> [Description of the task]: Read the records and gather each line that includes "title".

━━━━━━━━━━━━━━━━━━━━

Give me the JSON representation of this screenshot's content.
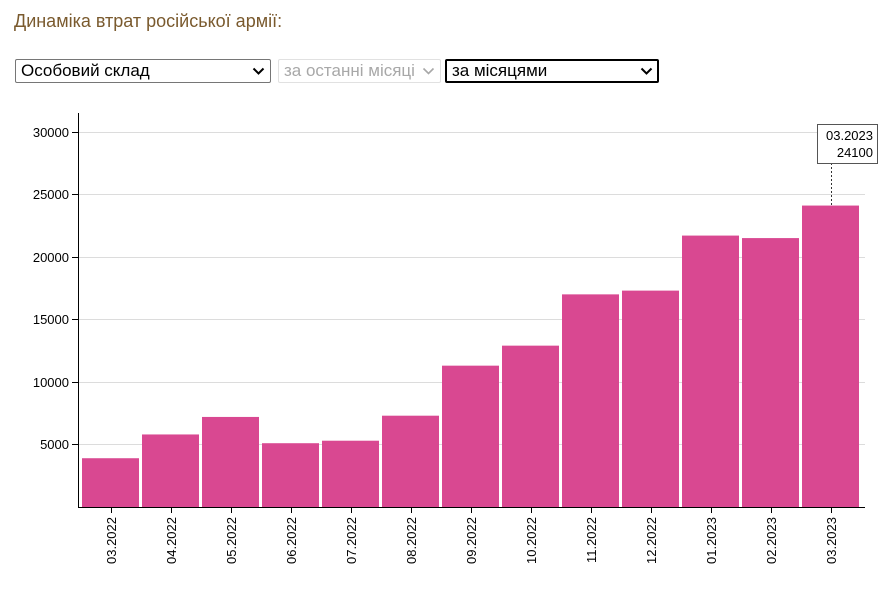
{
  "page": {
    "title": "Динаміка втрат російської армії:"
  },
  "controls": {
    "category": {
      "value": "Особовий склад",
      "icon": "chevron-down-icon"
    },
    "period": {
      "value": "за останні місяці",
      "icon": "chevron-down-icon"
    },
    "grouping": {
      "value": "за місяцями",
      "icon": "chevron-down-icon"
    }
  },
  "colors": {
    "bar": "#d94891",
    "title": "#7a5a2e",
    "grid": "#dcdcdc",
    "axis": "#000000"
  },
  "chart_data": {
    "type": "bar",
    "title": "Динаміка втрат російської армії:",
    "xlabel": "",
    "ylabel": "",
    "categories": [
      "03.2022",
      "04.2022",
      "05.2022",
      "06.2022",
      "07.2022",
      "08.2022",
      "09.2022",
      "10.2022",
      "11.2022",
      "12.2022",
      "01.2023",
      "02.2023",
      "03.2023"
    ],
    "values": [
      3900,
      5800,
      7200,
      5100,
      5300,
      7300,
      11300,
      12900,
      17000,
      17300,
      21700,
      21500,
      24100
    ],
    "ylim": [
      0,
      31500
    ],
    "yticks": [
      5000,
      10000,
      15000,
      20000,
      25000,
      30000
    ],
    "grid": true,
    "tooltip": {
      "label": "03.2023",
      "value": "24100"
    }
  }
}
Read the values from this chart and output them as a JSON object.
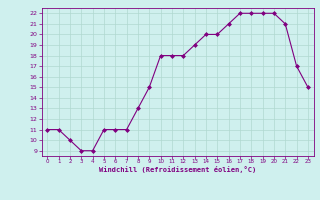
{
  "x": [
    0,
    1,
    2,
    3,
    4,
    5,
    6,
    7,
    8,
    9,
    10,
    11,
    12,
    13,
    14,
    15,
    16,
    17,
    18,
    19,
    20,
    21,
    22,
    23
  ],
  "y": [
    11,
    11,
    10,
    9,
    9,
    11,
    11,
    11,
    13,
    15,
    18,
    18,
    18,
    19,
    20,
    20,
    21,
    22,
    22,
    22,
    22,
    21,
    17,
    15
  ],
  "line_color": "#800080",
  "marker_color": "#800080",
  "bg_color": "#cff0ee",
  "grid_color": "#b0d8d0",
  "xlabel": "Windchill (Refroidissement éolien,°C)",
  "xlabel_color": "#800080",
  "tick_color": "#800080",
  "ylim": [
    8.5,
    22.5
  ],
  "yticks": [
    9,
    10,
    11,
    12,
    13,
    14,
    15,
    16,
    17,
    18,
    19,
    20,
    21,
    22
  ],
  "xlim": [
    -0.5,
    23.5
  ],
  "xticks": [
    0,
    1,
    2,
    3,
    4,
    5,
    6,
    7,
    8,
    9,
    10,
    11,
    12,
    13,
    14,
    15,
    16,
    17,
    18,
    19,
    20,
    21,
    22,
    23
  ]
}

━━━━━━━━━━━━━━━━━━━━

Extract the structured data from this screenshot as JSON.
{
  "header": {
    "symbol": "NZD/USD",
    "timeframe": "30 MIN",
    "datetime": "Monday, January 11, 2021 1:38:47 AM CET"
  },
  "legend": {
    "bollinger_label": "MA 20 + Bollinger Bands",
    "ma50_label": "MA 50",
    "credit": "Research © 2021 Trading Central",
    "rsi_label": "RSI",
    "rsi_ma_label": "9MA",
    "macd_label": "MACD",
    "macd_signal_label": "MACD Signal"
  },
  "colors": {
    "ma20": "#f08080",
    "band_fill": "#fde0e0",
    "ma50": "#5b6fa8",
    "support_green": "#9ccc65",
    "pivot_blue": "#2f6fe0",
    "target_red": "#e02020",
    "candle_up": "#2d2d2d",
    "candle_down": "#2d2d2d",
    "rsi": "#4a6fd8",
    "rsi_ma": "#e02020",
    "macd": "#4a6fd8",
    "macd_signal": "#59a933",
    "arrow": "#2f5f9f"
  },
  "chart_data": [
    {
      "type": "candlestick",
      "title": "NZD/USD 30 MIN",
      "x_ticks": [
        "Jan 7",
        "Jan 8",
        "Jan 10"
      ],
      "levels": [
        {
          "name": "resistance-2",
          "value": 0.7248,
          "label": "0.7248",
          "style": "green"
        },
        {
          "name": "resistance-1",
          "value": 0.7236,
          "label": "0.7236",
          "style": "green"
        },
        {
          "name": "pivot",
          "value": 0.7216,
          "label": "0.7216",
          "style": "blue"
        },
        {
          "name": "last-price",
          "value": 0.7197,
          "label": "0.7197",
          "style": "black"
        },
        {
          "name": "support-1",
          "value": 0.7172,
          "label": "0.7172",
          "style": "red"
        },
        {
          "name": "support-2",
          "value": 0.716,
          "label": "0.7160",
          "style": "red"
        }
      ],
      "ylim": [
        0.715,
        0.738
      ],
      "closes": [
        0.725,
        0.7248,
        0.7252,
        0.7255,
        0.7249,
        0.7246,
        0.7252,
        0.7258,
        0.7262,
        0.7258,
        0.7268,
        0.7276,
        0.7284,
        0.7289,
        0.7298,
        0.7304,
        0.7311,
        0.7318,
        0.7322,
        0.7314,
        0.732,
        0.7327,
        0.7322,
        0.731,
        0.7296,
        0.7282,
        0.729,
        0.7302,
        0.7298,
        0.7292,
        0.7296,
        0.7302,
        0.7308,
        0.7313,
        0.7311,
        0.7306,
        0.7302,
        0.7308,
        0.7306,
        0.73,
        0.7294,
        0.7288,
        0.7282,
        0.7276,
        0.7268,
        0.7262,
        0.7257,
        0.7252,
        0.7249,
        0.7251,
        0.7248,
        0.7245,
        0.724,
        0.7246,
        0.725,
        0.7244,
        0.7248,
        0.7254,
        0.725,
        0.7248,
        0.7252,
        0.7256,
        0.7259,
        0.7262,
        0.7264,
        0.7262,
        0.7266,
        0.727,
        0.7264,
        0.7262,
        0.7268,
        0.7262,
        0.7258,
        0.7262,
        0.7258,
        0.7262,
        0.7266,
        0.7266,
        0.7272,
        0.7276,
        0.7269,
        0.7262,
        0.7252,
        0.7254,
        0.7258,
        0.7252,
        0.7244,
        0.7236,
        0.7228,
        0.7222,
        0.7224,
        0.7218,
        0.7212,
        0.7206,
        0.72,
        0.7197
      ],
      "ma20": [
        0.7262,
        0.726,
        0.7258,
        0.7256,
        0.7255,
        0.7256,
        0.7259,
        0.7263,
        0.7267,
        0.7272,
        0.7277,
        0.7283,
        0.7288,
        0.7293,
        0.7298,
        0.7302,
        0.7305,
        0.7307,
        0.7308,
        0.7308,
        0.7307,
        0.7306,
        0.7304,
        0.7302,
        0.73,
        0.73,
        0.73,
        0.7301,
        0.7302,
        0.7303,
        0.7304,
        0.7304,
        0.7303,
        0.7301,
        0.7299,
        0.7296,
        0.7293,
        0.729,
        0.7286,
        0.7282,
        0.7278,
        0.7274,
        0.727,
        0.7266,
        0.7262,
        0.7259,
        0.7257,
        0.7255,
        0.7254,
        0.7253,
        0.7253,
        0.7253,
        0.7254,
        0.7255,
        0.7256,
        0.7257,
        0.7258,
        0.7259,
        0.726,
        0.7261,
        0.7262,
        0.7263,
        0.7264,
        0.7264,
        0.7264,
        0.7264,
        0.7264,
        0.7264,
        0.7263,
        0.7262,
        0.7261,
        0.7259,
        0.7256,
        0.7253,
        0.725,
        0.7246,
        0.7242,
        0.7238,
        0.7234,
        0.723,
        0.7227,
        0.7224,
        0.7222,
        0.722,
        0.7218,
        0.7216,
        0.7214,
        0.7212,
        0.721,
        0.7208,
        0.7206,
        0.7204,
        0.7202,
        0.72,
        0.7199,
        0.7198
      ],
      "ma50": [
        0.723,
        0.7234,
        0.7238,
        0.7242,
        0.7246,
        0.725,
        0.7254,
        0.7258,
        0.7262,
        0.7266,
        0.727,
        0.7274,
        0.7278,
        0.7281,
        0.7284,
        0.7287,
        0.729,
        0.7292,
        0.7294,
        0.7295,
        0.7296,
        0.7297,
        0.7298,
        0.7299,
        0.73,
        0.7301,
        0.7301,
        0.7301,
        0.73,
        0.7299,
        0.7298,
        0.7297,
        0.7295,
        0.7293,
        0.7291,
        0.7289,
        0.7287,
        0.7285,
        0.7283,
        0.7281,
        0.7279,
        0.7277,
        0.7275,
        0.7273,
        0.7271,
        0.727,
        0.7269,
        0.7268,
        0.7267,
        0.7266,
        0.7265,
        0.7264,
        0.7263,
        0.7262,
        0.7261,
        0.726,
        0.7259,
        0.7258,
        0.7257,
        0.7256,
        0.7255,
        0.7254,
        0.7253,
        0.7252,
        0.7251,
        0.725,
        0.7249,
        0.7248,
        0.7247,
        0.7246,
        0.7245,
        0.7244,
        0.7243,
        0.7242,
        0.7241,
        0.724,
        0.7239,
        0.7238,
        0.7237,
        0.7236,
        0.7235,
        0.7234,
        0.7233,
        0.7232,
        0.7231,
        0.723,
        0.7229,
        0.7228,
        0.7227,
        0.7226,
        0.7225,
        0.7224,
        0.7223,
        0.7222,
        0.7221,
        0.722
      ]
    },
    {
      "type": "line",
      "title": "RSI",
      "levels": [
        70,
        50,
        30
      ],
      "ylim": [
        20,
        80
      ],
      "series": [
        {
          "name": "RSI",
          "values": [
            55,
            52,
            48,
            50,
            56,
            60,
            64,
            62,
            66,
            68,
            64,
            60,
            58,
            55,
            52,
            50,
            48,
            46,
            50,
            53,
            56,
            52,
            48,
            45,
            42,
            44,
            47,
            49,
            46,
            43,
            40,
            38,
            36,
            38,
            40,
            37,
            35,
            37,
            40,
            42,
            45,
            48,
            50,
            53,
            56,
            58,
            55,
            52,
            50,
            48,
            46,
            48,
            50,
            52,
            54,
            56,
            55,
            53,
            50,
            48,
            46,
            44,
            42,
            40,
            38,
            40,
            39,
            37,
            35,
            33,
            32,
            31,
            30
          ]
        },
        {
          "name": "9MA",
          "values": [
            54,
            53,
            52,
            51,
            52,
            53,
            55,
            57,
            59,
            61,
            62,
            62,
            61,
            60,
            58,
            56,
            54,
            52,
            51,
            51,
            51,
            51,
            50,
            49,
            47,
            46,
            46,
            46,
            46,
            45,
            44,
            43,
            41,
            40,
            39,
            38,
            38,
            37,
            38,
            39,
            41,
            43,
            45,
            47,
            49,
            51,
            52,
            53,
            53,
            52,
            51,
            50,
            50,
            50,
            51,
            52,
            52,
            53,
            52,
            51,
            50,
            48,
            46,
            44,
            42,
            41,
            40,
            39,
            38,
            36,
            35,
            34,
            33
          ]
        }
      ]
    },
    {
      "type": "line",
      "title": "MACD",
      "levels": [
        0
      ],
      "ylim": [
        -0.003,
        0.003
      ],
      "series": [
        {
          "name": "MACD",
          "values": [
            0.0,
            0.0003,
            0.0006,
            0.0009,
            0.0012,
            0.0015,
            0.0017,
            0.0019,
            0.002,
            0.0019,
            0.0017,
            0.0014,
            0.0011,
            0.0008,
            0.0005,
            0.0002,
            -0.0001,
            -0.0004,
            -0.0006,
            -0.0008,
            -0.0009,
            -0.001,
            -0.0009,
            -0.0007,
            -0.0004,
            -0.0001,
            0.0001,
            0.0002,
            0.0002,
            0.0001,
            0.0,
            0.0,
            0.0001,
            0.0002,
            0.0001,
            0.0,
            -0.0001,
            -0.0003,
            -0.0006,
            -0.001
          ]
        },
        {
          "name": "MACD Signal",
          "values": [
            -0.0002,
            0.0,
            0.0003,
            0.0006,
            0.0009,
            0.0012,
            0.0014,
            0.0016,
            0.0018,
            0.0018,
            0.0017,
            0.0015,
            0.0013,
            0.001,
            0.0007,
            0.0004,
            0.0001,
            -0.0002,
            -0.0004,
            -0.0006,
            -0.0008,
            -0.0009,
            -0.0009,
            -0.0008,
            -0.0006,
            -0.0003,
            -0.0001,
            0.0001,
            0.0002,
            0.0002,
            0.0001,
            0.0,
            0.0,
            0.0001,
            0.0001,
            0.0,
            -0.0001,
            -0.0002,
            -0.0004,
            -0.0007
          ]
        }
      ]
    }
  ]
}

━━━━━━━━━━━━━━━━━━━━

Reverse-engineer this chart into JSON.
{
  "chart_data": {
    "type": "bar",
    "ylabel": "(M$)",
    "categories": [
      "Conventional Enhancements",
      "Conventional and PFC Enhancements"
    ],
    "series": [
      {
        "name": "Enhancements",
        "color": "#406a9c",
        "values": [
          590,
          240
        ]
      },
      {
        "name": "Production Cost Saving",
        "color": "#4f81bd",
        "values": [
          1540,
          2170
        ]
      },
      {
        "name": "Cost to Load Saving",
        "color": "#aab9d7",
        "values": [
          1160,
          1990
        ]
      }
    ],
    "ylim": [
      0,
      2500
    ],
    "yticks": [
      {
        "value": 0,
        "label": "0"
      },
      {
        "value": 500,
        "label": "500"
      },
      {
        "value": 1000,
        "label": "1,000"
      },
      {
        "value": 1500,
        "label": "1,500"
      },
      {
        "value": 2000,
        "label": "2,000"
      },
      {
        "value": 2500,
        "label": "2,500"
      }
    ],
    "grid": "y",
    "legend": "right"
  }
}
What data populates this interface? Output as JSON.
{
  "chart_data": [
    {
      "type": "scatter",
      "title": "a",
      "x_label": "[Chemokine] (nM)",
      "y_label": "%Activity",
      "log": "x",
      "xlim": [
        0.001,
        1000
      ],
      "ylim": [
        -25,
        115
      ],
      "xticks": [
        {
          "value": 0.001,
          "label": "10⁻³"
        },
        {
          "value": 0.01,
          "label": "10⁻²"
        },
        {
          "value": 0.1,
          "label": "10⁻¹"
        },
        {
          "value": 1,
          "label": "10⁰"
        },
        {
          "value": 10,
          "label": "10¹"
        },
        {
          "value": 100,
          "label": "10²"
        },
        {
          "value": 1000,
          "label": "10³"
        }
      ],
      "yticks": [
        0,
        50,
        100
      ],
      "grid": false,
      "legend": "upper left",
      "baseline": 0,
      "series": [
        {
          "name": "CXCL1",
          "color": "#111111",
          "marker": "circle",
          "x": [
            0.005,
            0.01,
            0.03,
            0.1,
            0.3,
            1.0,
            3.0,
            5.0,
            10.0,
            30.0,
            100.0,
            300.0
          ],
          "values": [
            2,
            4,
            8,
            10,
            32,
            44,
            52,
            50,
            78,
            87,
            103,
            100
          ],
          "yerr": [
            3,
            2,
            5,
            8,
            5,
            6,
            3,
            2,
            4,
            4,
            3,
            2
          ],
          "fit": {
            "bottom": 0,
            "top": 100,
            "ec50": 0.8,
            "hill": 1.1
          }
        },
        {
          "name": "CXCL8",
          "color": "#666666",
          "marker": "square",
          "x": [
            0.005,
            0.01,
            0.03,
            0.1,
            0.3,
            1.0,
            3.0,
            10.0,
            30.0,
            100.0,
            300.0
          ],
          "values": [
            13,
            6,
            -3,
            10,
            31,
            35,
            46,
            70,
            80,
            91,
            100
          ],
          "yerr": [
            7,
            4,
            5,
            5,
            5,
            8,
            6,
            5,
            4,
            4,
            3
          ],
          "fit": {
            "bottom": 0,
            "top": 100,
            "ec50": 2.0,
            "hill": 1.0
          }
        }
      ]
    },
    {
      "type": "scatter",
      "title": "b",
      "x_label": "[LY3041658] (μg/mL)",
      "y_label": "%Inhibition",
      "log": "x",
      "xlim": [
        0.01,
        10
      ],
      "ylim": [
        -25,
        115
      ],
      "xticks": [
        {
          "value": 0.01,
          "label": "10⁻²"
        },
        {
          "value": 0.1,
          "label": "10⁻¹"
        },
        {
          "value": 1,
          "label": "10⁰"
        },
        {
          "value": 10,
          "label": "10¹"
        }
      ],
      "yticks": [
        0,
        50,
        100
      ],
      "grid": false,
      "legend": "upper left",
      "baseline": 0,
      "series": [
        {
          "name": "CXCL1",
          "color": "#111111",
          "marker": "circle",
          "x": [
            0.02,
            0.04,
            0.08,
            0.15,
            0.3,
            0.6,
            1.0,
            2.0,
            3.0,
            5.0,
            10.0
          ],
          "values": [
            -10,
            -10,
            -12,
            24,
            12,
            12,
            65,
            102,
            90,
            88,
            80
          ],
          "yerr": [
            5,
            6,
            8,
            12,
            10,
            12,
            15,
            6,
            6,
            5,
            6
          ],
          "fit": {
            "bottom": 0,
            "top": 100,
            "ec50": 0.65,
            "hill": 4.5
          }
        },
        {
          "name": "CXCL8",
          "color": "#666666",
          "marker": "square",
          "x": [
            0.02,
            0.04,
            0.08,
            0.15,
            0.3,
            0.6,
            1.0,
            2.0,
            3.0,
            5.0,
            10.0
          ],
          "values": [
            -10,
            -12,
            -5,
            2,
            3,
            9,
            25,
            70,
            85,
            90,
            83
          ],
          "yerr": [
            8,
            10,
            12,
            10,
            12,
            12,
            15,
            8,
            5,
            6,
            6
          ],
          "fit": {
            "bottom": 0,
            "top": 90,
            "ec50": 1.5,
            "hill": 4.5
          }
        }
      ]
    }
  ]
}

━━━━━━━━━━━━━━━━━━━━

> [Output below]:
    "title": "Динаміка втрат російської армії:"
    "title": "#7a5a2e",
    "title": "Динаміка втрат російської армії:",
      "title": "NZD/USD 30 MIN",
      "title": "RSI",
      "title": "MACD",
      "title": "a",
      "title": "b",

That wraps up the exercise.